● STATED PROBLEM: Reproduce all records exactly.

** START OF INFORMATION SHOWN **

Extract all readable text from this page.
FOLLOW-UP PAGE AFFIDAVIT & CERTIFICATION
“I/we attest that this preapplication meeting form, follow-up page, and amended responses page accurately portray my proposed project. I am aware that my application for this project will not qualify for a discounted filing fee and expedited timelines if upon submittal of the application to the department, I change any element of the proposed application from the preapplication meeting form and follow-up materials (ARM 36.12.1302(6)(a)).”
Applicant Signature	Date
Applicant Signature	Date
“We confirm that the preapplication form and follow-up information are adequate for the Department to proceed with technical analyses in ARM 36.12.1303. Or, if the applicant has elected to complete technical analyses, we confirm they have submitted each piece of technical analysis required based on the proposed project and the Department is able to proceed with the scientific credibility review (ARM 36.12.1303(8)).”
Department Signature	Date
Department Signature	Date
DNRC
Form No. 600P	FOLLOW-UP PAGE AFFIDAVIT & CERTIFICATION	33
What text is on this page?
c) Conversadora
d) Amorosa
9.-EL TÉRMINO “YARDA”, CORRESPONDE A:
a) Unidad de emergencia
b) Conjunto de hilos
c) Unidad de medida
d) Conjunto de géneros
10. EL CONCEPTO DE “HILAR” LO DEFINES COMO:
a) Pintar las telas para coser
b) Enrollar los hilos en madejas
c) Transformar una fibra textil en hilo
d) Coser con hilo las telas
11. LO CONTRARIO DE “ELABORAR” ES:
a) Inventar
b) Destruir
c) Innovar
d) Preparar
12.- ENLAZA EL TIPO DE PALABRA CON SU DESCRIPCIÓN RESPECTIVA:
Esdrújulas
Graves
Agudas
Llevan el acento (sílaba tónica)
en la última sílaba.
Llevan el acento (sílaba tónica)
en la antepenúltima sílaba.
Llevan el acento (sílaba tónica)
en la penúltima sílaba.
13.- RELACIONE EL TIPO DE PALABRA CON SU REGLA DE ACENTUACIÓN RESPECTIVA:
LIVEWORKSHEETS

** END OF INFORMATION SHOWN **

● SOLUTION FOR THIS TASK:
Extract all readable text from this page.
FOLLOW-UP PAGE AFFIDAVIT & CERTIFICATION
“I/we attest that this preapplication meeting form, follow-up page, and amended responses page accurately portray my proposed project. I am aware that my application for this project will not qualify for a discounted filing fee and expedited timelines if upon submittal of the application to the department, I change any element of the proposed application from the preapplication meeting form and follow-up materials (ARM 36.12.1302(6)(a)).”
Applicant Signature	Date
Applicant Signature	Date
“We confirm that the preapplication form and follow-up information are adequate for the Department to proceed with technical analyses in ARM 36.12.1303. Or, if the applicant has elected to complete technical analyses, we confirm they have submitted each piece of technical analysis required based on the proposed project and the Department is able to proceed with the scientific credibility review (ARM 36.12.1303(8)).”
Department Signature	Date
Department Signature	Date
DNRC
Form No. 600P	FOLLOW-UP PAGE AFFIDAVIT & CERTIFICATION	33
What text is on this page?
c) Conversadora
d) Amorosa
9.-EL TÉRMINO “YARDA”, CORRESPONDE A:
a) Unidad de emergencia
b) Conjunto de hilos
c) Unidad de medida
d) Conjunto de géneros
10. EL CONCEPTO DE “HILAR” LO DEFINES COMO:
a) Pintar las telas para coser
b) Enrollar los hilos en madejas
c) Transformar una fibra textil en hilo
d) Coser con hilo las telas
11. LO CONTRARIO DE “ELABORAR” ES:
a) Inventar
b) Destruir
c) Innovar
d) Preparar
12.- ENLAZA EL TIPO DE PALABRA CON SU DESCRIPCIÓN RESPECTIVA:
Esdrújulas
Graves
Agudas
Llevan el acento (sílaba tónica)
en la última sílaba.
Llevan el acento (sílaba tónica)
en la antepenúltima sílaba.
Llevan el acento (sílaba tónica)
en la penúltima sílaba.
13.- RELACIONE EL TIPO DE PALABRA CON SU REGLA DE ACENTUACIÓN RESPECTIVA:
LIVEWORKSHEETS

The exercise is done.